* start Extracted entries *

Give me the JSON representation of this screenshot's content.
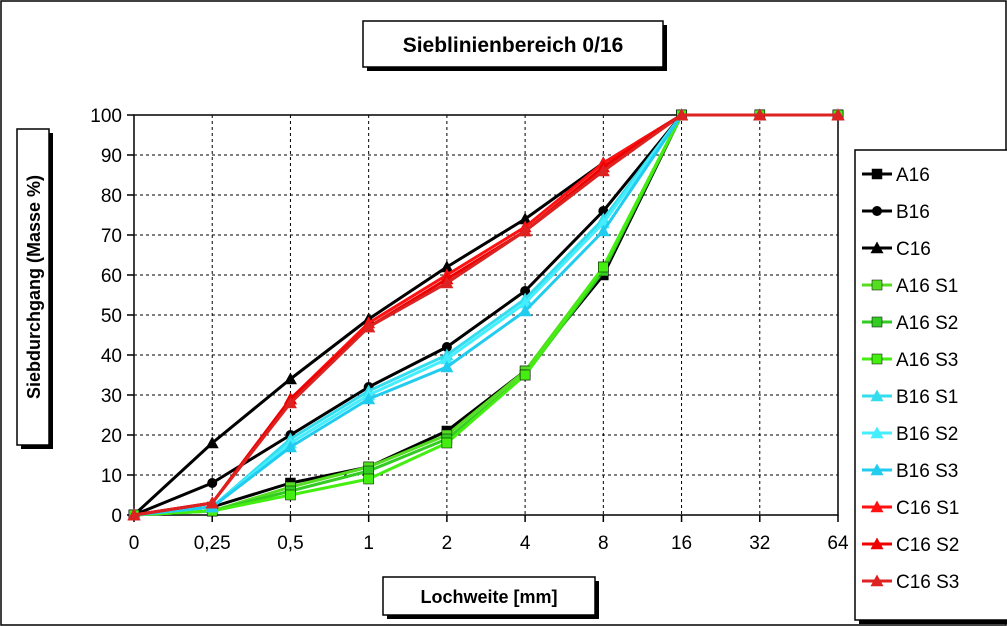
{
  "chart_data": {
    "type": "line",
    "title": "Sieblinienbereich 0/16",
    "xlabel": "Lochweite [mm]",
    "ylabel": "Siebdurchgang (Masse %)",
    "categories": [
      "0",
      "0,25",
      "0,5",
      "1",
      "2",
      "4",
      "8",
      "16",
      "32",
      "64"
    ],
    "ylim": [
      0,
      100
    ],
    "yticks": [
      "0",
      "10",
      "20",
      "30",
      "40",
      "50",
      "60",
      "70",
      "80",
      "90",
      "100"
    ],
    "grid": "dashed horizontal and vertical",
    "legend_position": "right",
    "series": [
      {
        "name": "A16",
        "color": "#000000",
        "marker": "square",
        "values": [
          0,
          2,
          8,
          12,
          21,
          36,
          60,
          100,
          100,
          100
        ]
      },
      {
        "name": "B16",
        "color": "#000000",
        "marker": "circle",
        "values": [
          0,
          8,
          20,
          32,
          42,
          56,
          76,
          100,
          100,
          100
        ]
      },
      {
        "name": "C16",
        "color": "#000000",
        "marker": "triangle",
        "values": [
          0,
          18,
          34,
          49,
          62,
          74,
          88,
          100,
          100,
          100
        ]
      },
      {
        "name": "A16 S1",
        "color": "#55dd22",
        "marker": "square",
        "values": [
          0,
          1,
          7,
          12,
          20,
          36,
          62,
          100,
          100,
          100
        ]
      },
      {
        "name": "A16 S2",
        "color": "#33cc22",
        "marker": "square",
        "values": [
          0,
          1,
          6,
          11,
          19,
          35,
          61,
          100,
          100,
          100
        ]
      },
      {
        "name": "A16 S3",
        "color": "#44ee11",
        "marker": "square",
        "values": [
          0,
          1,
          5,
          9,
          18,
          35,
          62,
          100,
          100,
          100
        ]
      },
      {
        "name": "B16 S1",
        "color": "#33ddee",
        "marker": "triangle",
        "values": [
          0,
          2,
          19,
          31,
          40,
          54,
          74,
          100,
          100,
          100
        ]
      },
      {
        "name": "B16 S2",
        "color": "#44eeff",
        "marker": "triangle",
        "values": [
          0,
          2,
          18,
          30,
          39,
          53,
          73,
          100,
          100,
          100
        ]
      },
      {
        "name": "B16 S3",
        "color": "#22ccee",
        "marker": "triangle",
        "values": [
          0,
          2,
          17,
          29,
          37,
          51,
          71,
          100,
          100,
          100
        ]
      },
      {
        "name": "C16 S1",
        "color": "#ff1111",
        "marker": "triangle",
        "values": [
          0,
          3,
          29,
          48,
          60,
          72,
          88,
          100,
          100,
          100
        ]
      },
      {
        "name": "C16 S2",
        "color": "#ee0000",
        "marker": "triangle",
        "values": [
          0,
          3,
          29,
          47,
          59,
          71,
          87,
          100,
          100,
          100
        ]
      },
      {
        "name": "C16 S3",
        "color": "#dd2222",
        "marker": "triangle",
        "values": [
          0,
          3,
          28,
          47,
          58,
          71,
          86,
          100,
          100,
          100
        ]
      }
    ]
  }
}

* end Extracted entries *
* start Extracted entries *

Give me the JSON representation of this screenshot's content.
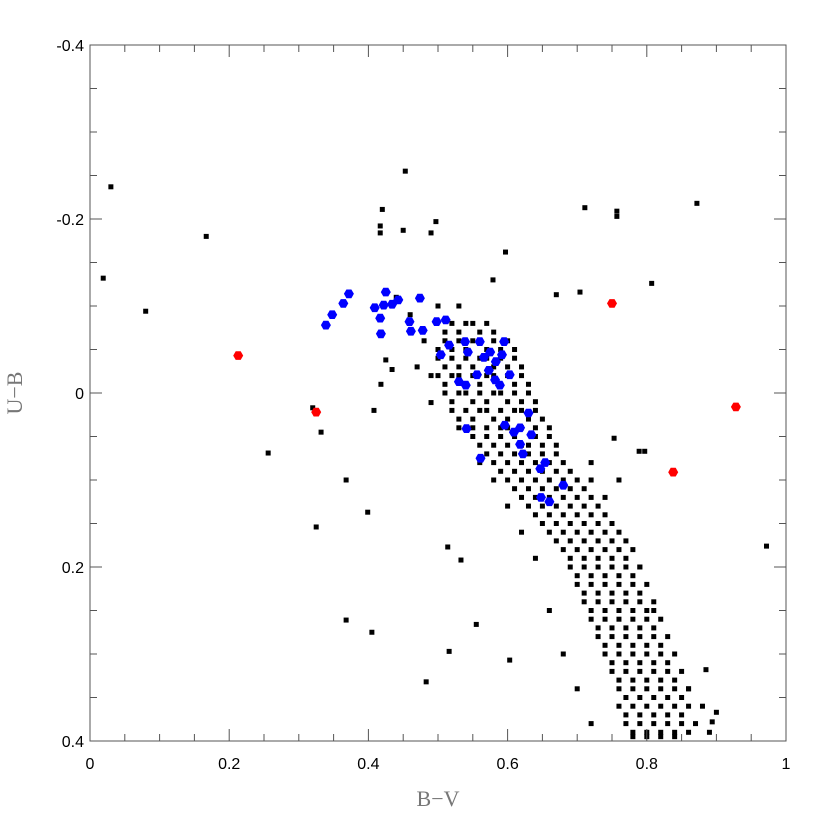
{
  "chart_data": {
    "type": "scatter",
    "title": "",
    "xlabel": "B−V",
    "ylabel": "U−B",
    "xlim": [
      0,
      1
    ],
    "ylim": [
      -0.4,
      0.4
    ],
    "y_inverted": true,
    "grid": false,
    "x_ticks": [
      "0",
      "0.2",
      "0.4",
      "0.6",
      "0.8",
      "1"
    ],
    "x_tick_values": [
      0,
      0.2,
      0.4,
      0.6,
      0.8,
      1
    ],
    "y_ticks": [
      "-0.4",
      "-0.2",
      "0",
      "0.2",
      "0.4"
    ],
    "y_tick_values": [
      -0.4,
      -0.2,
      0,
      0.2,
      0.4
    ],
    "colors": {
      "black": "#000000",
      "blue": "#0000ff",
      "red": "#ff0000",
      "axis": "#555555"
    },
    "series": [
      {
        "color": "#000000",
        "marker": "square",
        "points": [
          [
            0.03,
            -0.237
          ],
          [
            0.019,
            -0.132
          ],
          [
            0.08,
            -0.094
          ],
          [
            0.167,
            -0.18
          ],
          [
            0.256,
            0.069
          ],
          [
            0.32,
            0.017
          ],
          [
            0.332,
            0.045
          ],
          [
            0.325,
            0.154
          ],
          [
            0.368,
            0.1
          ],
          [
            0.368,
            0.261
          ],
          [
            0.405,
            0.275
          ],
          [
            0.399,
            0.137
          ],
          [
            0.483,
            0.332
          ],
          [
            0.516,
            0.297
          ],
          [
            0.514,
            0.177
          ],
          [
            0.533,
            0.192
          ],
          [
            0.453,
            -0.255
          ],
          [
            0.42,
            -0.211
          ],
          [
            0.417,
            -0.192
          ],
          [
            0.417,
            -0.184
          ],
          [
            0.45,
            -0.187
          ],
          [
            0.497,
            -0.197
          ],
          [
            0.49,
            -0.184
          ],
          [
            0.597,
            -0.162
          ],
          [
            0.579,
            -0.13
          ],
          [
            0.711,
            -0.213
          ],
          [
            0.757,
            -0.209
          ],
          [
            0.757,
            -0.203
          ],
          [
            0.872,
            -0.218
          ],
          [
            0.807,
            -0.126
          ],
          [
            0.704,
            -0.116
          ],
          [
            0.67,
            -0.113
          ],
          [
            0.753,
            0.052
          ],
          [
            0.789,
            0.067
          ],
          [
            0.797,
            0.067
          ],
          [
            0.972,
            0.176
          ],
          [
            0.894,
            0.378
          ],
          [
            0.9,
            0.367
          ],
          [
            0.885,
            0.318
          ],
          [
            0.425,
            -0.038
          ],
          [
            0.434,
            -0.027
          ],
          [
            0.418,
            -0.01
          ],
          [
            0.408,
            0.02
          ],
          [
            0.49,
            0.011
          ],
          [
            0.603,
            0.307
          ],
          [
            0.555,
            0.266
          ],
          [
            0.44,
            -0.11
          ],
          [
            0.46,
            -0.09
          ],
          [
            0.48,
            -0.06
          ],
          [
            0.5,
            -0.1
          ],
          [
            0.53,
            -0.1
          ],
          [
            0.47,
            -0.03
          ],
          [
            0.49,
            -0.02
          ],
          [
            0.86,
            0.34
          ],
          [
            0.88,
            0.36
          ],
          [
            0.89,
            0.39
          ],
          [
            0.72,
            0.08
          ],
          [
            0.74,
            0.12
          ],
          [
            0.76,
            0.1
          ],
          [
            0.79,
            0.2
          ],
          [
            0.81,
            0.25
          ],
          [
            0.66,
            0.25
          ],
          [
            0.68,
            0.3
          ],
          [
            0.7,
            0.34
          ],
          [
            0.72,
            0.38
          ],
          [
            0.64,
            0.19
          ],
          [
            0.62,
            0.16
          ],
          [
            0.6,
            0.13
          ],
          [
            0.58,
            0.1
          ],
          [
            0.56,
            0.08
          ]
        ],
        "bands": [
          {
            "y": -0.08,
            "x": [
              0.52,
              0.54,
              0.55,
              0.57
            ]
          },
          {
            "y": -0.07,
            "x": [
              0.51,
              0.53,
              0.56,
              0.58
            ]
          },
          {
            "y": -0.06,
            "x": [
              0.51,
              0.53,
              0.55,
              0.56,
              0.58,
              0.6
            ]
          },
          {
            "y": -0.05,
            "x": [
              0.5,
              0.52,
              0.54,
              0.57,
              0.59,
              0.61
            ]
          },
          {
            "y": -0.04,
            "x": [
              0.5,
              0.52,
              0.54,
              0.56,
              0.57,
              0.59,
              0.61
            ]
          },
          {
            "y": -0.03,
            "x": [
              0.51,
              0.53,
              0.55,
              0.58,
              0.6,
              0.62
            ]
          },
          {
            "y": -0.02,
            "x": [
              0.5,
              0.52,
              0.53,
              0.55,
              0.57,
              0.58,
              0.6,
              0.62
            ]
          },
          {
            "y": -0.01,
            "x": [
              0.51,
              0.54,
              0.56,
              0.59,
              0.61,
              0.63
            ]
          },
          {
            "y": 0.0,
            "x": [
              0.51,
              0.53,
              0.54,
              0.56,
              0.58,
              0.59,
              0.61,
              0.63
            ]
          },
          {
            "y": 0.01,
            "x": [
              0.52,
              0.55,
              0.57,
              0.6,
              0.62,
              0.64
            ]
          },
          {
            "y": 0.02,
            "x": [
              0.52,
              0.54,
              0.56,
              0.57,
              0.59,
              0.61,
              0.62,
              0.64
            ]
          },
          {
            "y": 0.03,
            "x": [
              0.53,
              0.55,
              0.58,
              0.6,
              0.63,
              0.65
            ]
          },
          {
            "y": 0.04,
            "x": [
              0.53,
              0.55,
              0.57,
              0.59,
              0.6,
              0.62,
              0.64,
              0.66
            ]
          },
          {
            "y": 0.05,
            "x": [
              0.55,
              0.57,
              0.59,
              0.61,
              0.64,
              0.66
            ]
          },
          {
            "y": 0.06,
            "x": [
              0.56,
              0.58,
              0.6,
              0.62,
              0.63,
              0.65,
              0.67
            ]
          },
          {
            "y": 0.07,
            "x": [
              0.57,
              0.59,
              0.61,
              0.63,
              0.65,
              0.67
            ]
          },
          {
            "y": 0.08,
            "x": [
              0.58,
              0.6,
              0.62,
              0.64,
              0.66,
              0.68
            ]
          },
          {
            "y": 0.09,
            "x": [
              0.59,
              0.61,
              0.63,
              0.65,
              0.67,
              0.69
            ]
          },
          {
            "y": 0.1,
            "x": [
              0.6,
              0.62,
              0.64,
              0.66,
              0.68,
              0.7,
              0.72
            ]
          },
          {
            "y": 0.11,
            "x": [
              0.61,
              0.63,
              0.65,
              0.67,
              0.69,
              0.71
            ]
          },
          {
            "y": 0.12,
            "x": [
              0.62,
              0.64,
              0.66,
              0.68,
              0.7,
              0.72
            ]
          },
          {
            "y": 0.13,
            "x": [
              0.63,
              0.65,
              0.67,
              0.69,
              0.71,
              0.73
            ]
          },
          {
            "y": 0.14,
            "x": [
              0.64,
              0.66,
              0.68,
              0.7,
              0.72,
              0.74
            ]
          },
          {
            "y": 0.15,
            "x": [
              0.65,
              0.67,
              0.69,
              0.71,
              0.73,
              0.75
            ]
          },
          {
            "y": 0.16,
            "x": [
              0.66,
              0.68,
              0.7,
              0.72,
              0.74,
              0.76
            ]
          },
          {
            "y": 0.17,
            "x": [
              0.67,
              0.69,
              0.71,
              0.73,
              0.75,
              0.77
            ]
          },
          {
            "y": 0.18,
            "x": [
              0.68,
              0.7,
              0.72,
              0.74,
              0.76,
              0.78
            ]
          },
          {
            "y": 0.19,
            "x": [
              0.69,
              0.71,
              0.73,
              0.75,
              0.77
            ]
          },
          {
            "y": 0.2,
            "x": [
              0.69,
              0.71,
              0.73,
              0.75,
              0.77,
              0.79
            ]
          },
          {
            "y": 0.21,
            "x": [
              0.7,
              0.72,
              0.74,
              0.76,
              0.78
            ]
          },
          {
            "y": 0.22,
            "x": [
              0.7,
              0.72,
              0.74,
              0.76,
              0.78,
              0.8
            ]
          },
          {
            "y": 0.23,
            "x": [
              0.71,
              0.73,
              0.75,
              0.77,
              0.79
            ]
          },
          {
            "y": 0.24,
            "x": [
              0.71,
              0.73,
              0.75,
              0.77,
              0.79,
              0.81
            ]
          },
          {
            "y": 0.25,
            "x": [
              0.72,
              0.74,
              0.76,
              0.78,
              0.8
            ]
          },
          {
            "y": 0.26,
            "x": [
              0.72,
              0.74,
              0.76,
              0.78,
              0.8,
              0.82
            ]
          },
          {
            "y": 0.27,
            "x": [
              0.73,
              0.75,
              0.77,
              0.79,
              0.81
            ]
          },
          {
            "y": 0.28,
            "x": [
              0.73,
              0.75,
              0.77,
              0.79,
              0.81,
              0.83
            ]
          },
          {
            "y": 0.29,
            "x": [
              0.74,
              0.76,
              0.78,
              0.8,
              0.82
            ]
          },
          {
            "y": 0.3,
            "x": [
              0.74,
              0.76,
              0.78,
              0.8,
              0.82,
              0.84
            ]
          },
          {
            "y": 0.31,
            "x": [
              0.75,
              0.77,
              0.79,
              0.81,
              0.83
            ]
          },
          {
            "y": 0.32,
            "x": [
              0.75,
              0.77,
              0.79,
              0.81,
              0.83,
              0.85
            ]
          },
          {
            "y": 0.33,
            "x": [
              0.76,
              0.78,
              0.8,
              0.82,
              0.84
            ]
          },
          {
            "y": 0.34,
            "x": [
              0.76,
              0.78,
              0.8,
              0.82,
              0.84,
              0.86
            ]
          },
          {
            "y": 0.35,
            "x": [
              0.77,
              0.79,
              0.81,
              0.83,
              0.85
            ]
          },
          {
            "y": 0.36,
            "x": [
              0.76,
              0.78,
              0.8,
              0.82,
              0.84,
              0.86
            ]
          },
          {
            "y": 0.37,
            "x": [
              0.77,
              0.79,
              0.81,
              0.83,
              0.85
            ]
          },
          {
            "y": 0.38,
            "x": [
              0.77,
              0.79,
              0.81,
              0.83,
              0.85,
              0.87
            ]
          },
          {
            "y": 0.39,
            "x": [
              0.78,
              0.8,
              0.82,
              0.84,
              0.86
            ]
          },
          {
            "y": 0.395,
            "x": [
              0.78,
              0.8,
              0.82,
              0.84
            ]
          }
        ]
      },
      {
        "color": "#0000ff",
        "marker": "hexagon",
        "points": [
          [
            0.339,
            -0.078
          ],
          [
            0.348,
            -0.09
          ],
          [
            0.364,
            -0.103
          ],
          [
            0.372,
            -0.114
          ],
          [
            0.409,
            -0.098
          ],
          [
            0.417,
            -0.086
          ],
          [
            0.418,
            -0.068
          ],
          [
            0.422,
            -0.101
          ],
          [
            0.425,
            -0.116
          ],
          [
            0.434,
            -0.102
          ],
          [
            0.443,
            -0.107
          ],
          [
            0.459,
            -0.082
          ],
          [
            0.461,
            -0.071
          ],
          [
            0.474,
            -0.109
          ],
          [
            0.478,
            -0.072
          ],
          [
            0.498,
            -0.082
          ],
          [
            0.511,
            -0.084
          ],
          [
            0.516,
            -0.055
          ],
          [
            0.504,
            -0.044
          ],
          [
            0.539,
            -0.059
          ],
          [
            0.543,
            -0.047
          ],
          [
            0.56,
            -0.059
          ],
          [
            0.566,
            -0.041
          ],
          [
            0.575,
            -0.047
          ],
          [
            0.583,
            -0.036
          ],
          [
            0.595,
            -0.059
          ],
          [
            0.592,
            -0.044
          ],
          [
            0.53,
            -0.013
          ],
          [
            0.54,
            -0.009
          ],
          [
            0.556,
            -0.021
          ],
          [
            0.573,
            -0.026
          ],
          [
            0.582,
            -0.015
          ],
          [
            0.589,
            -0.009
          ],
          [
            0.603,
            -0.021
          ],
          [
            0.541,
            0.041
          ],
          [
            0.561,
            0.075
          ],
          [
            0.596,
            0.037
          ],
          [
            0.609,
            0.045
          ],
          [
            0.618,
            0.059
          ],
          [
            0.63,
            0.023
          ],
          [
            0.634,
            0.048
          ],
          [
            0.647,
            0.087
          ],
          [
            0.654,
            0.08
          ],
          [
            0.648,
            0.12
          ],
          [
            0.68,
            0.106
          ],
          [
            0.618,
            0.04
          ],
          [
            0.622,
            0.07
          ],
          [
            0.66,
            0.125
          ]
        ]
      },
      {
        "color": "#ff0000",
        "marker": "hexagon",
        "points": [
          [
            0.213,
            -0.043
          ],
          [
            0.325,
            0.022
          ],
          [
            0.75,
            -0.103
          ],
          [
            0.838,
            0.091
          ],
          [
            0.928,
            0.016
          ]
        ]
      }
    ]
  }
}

* end Extracted entries *
* start Extracted entries *

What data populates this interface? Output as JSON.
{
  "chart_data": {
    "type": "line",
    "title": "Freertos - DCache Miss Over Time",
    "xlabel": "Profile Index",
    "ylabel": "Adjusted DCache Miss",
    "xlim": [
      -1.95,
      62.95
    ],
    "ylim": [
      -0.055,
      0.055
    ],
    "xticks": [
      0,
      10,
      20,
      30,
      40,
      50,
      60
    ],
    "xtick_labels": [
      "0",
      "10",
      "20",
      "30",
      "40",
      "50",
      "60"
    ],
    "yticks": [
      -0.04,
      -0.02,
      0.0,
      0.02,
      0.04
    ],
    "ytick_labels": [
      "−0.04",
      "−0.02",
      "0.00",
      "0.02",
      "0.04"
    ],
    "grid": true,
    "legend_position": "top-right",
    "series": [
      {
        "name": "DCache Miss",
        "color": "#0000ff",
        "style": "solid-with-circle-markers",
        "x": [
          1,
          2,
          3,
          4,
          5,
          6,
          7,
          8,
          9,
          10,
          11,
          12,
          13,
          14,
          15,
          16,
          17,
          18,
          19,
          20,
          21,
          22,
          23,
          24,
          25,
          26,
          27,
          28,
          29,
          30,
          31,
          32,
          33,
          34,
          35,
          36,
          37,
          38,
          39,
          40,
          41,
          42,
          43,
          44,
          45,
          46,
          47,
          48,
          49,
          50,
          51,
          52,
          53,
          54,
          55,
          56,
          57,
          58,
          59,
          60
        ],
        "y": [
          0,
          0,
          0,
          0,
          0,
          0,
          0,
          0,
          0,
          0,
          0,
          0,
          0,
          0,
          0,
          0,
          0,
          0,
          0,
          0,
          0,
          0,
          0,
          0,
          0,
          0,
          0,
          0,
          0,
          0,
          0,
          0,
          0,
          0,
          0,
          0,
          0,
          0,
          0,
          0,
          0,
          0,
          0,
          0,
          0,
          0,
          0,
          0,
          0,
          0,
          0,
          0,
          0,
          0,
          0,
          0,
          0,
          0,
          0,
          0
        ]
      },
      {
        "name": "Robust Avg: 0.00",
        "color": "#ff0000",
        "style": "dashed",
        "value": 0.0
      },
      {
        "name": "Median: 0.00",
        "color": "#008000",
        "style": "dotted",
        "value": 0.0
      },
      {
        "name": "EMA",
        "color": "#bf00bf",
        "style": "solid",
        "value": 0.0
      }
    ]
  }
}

* end Extracted entries *

### Job
Search the records for the word "grid". Copy every line that has it.

### Response
    "grid": "dashed horizontal and vertical",
    "grid": false,
    "grid": true,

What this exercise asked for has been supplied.